(Data excerpts)
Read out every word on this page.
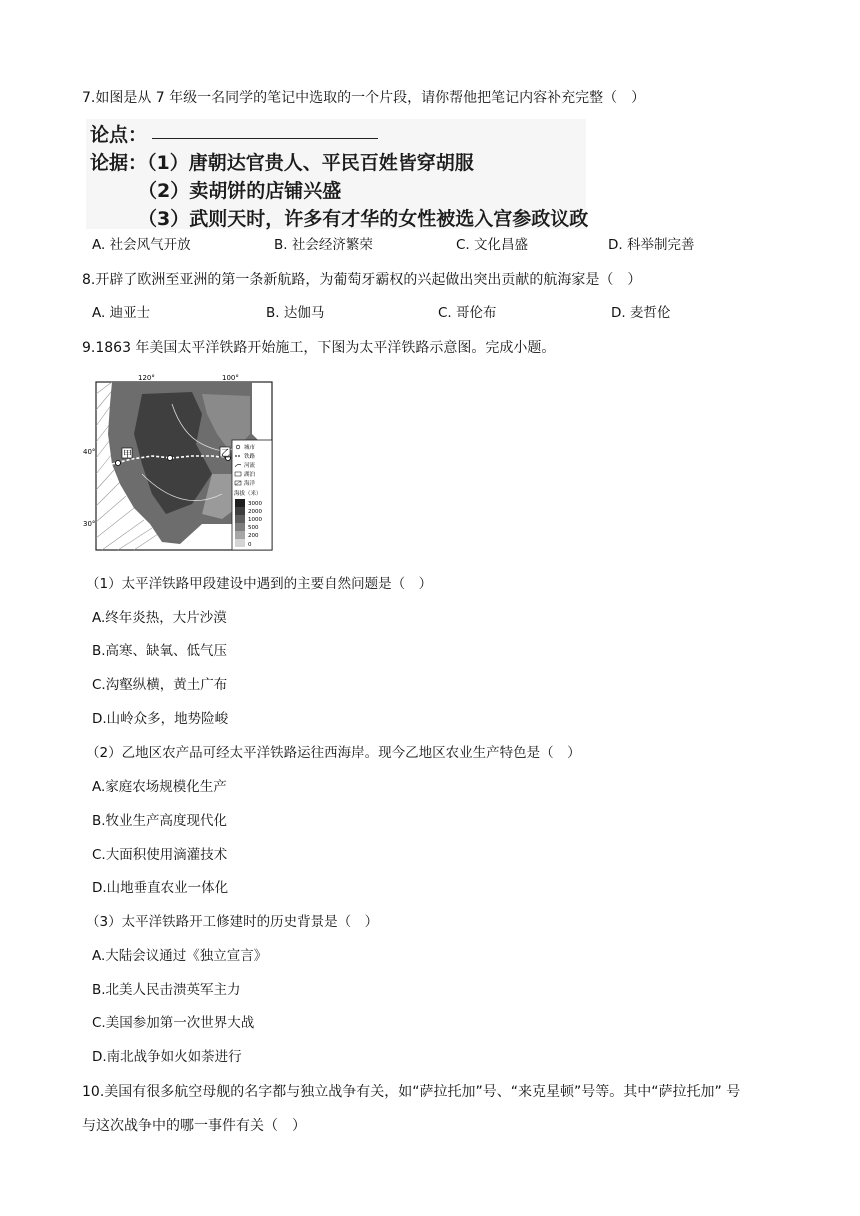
7.如图是从 7 年级一名同学的笔记中选取的一个片段，请你帮他把笔记内容补充完整（　）
论点：
论据：（1）唐朝达官贵人、平民百姓皆穿胡服
（2）卖胡饼的店铺兴盛
（3）武则天时，许多有才华的女性被选入宫参政议政
A. 社会风气开放	B. 社会经济繁荣	C. 文化昌盛	D. 科举制完善
8.开辟了欧洲至亚洲的第一条新航路，为葡萄牙霸权的兴起做出突出贡献的航海家是（　）
A. 迪亚士	B. 达伽马	C. 哥伦布	D. 麦哲伦
9.1863 年美国太平洋铁路开始施工，下图为太平洋铁路示意图。完成小题。
甲	乙
120°	100°
40°
30°
城市
铁路
河流
湖泊
海洋
海拔（米）
3000
2000
1000
500
200
0
（1）太平洋铁路甲段建设中遇到的主要自然问题是（　）
A.终年炎热，大片沙漠
B.高寒、缺氧、低气压
C.沟壑纵横，黄土广布
D.山岭众多，地势险峻
（2）乙地区农产品可经太平洋铁路运往西海岸。现今乙地区农业生产特色是（　）
A.家庭农场规模化生产
B.牧业生产高度现代化
C.大面积使用滴灌技术
D.山地垂直农业一体化
（3）太平洋铁路开工修建时的历史背景是（　）
A.大陆会议通过《独立宣言》
B.北美人民击溃英军主力
C.美国参加第一次世界大战
D.南北战争如火如荼进行
10.美国有很多航空母舰的名字都与独立战争有关，如“萨拉托加”号、“来克星顿”号等。其中“萨拉托加” 号
与这次战争中的哪一事件有关（　）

### AIM OF THE EXERCISE
Write out each entry exactly as given, omitting any picture.

### TASK ANSWER
Read out every word on this page.
7.如图是从 7 年级一名同学的笔记中选取的一个片段，请你帮他把笔记内容补充完整（　）
论点：
论据：（1）唐朝达官贵人、平民百姓皆穿胡服
（2）卖胡饼的店铺兴盛
（3）武则天时，许多有才华的女性被选入宫参政议政
A. 社会风气开放	B. 社会经济繁荣	C. 文化昌盛	D. 科举制完善
8.开辟了欧洲至亚洲的第一条新航路，为葡萄牙霸权的兴起做出突出贡献的航海家是（　）
A. 迪亚士	B. 达伽马	C. 哥伦布	D. 麦哲伦
9.1863 年美国太平洋铁路开始施工，下图为太平洋铁路示意图。完成小题。
甲	乙
120°	100°
40°
30°
城市
铁路
河流
湖泊
海洋
海拔（米）
3000
2000
1000
500
200
0
（1）太平洋铁路甲段建设中遇到的主要自然问题是（　）
A.终年炎热，大片沙漠
B.高寒、缺氧、低气压
C.沟壑纵横，黄土广布
D.山岭众多，地势险峻
（2）乙地区农产品可经太平洋铁路运往西海岸。现今乙地区农业生产特色是（　）
A.家庭农场规模化生产
B.牧业生产高度现代化
C.大面积使用滴灌技术
D.山地垂直农业一体化
（3）太平洋铁路开工修建时的历史背景是（　）
A.大陆会议通过《独立宣言》
B.北美人民击溃英军主力
C.美国参加第一次世界大战
D.南北战争如火如荼进行
10.美国有很多航空母舰的名字都与独立战争有关，如“萨拉托加”号、“来克星顿”号等。其中“萨拉托加” 号
与这次战争中的哪一事件有关（　）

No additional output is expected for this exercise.